== DOCUMENT SOURCE ==

________________

Enfin, sa mission « Casino Royale » le mènera à reconsidérer les questions du bien et du mal et à les partager avec Mathis. Il se rend compte qu’en quelque sorte il s’estime du côté du bien parce qu’il a été conditionné ainsi, pour qu’il en soit sûr. Voici ce qu’il dit à son ami : « tout cela est bel et bon, (…), le héros tue les méchants. Mais quand le héros Le Chiffre se met à vouloir tuer le méchant Bond, et que le méchant Bond sait qu’il n’est pas du tout méchant, vous apercevez le revers de la médaille. Méchants et héros se trouvent confondus« . Je n’ai pas souvenirs de telles considérations de la part du personnage dans les films même dans l’adaptation avec Daniel Craig pourtant assez fidèle à l’esprit de Fleming.
Un roman d’espionnage à l’épreuve du temps ?
Casino Royale est clairement au-dessus de ces romans d’espionnage qui pullulaient à l’époque et ayant pour personnage principal un agent-secret au service de l’Ouest. On peut mentionner Hubert Bonnisseur de La Bath alias OSS 117 (créé par Jean Bruce) ou Francis Coplan alias FX 18 de Paul Kenny (en réalité un pseudonyme regroupant deux écrivains belges, Jean Libert et Gaston Vandenpanhuyse).
Cependant, on reste quand même au niveau du roman de gare, du roman de gare amélioré certes mais certainement en dessous d’un John Le Carré par exemple. Mais Fleming disait : « J’écris pour des hétérosexuels à sang chaud qui me liront dans les trains, les avions ou dans leur lit« .
L’intrigue est simple, l’histoire se suit sans aucun problème et Fleming a su y inclure quelques rebondissements pour qu’on ne lâche pas en cours de route. Dans mon souvenir, la partie de Baccara durait plus longtemps. Dommage donc que l’auteur n’ait pas un peu plus développé ce point central de son intrigue car les derniers chapitres ont tendance à se trainer alors que les deux premiers tiers du roman ont un rythme plutôt rapide. Curieusement, c’est la même partie du récit qui m’ennuie un peu, que ce soit dans le roman ou dans le film, l’escapade (dans une auberge en bord de mer dans le roman, à Venise dans le film) de James Bond et Vesper Lynd après le séjour à l’hopital de l’agent.

________________

(Données de placement des éléments)
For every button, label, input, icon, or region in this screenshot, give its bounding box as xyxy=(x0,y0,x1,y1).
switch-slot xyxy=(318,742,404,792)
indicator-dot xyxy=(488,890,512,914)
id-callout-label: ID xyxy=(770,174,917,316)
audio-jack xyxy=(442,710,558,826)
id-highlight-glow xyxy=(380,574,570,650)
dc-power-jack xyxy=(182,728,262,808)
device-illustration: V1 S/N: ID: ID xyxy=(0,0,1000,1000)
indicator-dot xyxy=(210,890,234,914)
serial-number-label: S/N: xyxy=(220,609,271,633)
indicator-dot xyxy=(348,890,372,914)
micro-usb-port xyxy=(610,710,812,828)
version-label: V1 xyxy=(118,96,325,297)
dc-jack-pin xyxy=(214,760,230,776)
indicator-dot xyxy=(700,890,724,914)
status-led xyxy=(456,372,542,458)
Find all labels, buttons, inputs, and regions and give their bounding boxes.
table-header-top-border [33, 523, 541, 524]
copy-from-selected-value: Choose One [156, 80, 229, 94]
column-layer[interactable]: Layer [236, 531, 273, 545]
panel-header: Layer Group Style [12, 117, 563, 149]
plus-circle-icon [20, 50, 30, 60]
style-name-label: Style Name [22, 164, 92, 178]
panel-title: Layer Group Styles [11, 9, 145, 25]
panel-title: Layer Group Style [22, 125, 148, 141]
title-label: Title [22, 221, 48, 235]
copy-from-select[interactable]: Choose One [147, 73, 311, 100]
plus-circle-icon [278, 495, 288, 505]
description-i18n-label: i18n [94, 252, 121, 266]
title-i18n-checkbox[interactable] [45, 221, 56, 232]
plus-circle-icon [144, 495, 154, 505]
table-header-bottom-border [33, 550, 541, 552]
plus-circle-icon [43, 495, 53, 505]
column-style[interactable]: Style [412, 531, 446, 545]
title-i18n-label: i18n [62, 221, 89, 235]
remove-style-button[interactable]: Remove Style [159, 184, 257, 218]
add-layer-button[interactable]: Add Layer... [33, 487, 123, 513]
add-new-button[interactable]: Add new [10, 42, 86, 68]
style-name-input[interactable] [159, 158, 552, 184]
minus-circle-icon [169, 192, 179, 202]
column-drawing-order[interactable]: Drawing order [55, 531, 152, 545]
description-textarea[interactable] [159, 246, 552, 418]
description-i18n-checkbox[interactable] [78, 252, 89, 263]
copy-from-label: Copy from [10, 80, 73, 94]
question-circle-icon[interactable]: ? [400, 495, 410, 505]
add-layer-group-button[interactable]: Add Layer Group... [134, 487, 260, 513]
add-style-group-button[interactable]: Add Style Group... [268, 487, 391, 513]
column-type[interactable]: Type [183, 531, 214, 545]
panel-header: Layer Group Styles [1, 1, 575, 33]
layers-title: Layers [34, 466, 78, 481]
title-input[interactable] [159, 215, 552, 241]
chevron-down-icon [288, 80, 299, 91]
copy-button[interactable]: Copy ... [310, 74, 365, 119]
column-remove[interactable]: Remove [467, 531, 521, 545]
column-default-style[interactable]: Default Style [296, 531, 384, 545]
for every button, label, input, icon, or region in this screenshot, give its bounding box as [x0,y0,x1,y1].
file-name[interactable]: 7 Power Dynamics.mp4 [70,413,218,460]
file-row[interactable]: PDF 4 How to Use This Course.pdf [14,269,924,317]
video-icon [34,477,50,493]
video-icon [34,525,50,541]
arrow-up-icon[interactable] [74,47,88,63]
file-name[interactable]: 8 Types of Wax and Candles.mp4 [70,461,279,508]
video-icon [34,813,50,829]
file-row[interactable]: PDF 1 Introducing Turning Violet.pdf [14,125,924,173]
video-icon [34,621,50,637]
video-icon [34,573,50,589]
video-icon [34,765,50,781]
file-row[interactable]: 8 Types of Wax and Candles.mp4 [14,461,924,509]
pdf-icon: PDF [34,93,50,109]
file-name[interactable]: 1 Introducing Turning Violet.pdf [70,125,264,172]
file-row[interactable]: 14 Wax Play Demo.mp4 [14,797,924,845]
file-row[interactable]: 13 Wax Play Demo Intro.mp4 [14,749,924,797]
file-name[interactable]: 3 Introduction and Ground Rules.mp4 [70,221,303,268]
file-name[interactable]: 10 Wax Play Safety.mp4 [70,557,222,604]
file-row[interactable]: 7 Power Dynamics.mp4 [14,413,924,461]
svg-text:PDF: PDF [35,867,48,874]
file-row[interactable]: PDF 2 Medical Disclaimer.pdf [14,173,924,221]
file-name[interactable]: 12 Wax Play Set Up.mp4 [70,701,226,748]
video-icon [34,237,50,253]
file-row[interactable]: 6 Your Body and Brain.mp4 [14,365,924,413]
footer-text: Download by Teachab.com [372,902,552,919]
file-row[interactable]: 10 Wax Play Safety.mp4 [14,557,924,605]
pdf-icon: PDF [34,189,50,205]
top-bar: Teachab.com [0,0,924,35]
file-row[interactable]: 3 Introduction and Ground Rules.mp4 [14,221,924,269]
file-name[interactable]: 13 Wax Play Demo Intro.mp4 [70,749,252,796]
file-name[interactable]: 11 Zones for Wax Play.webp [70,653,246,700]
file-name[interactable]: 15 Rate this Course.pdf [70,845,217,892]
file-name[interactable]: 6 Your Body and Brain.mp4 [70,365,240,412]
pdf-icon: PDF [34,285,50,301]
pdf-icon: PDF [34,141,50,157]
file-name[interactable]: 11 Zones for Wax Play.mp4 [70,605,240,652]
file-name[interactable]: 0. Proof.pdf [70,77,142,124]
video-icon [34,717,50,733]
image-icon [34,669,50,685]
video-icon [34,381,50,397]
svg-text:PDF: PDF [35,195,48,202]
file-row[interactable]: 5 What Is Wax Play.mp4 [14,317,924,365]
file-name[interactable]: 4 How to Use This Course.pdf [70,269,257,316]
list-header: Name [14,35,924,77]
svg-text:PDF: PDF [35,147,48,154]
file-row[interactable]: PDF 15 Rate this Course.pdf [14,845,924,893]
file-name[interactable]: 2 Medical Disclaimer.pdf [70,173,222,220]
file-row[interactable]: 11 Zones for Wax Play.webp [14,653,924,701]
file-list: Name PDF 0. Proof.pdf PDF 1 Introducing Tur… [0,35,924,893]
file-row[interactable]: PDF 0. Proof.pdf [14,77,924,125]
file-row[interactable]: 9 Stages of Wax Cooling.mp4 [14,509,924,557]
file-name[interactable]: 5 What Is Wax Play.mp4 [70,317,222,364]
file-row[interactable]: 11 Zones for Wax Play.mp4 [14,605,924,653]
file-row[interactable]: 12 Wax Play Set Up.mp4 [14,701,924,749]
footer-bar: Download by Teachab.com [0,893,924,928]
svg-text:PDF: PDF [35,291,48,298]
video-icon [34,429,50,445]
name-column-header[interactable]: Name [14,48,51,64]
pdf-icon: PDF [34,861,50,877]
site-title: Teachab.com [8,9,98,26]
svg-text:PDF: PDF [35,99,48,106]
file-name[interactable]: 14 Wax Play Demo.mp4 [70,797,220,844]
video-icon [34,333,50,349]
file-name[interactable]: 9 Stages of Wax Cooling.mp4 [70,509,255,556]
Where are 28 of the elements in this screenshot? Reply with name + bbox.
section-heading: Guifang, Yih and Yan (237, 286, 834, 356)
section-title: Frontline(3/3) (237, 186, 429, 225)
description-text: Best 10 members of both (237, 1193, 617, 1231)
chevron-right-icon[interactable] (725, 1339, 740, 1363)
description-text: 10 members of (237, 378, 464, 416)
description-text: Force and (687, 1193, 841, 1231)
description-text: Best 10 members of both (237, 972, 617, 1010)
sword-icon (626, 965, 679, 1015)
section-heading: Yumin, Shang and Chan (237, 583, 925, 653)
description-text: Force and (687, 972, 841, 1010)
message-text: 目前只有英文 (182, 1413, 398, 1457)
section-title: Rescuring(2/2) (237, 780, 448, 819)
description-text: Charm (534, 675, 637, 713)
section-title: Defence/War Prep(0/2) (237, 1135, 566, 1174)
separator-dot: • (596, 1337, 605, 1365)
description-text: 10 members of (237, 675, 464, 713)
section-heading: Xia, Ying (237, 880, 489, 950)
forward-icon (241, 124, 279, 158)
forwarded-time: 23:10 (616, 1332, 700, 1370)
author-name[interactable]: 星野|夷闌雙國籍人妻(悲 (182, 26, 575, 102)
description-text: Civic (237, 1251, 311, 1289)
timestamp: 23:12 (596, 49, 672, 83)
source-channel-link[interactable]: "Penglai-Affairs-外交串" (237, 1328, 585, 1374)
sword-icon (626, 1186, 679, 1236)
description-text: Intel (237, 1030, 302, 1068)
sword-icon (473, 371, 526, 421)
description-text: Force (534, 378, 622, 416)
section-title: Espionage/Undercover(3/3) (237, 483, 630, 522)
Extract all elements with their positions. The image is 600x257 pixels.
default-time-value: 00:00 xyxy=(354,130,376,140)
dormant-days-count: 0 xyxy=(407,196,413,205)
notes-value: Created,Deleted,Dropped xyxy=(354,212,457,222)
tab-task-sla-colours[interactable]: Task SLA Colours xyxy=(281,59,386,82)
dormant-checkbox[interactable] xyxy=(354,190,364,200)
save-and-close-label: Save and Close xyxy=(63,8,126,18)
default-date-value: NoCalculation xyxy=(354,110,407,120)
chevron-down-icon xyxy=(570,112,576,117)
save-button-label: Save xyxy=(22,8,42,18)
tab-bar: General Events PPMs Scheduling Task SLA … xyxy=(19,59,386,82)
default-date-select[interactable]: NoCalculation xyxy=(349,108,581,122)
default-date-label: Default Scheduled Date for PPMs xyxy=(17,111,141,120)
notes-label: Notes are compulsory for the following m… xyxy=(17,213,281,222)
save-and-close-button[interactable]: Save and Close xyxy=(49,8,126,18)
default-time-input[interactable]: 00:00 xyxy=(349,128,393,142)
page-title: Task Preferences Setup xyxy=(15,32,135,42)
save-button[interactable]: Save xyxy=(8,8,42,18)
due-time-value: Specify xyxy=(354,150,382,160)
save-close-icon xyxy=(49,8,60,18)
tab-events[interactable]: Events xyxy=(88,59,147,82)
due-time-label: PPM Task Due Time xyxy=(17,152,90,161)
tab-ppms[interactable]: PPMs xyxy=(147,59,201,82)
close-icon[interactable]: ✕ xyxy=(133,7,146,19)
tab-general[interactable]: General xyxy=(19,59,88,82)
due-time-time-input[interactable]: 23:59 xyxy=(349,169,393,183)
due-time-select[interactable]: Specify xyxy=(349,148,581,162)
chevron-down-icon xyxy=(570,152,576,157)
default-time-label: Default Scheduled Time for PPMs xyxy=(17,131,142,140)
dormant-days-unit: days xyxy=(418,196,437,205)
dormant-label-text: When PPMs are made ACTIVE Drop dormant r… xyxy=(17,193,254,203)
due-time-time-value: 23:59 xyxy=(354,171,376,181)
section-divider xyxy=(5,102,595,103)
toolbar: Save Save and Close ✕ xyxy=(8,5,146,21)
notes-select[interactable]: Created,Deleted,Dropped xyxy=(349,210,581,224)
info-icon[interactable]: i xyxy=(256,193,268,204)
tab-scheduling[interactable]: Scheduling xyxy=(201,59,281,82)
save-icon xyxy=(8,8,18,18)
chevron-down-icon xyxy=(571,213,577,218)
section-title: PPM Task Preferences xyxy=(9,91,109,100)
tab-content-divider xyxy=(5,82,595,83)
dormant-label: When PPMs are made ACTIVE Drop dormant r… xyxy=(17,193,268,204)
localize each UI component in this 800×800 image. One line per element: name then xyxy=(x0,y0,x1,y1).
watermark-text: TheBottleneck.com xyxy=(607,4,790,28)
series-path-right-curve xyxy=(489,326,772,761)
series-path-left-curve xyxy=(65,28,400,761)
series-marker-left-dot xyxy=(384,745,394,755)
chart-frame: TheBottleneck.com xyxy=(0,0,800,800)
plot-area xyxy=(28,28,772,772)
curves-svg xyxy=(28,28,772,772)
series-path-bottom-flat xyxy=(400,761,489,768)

________________

== CONSIGNES ==
a) Recopiez, dans la critique de Casino Royale, le passage allant de « Un roman d’espionnage » jusqu'à « et Gaston Vandenpanhuyse). ».
b) D'après la critique de Casino Royale, où se déroule, dans le roman, l'escapade de James Bond et Vesper Lynd après le séjour de l'agent à l'hôpital ?
c) Donnez la suite de la critique de Casino Royale à partir de sa dernière phrase.

== RÉPONSES DE L'EXERCICE ==
a)
Un roman d’espionnage à l’épreuve du temps ?
Casino Royale est clairement au-dessus de ces romans d’espionnage qui pullulaient à l’époque et ayant pour personnage principal un agent-secret au service de l’Ouest. On peut mentionner Hubert Bonnisseur de La Bath alias OSS 117 (créé par Jean Bruce) ou Francis Coplan alias FX 18 de Paul Kenny (en réalité un pseudonyme regroupant deux écrivains belges, Jean Libert et Gaston Vandenpanhuyse).

b) Dans une auberge en bord de mer.

c)
Mais ce qui peut réellement poser quelques problèmes sont les préjugés et considérations flirtant avec le racisme quand ça n’en est pas carrément. Ainsi et entre autres, on peut lire par exemple à propos de l’ennemi Le Chiffre : « Oreilles petites aux larges lobes, décelant la présence de sang juif. Mains petites, soignées, velues. Pieds petits. Probablement un mélange de race méditerranéenne avec des ascendances prussiennes ou polonaise« . Evidemment, ce sont les préconçus de l’époque, tout comme Hergé en avait tel qu’on peut s’en apercevoir à travers Tintin au pays des Soviets ou Tintin au Congo. Aujourd’hui, on ne peut plus écrire de tels propos ou dessiner de telles bandes-dessinées, c’est pour cette raison que ça peut heurter de manière compréhensible. Mais de là à en chercher à obtenir la censure ou y insérer un texte d’avertissement…
Fait unique, Casino Royale a fait l’objet de trois adaptations. La première, très moyenne, date de 1954 pour la série climax mais James Bond (Barry Nelson) y devient américain. La seconde est une parodie assez poussive de 1967 avec David Niven et qui compte pas moins de cinq metteurs en scène. Enfin, la réelle adaptation sera celle de 2006 produite par EON la société qui produit les James bond depuis 1962 (à l’exception de Never say never again en 1983) et qui consistera en un reboot avec Daniel Craig plaçant l’intrigue dans notre monde contemporain.
Lien vers l’article original. Tous nos remerciements à Gaspard !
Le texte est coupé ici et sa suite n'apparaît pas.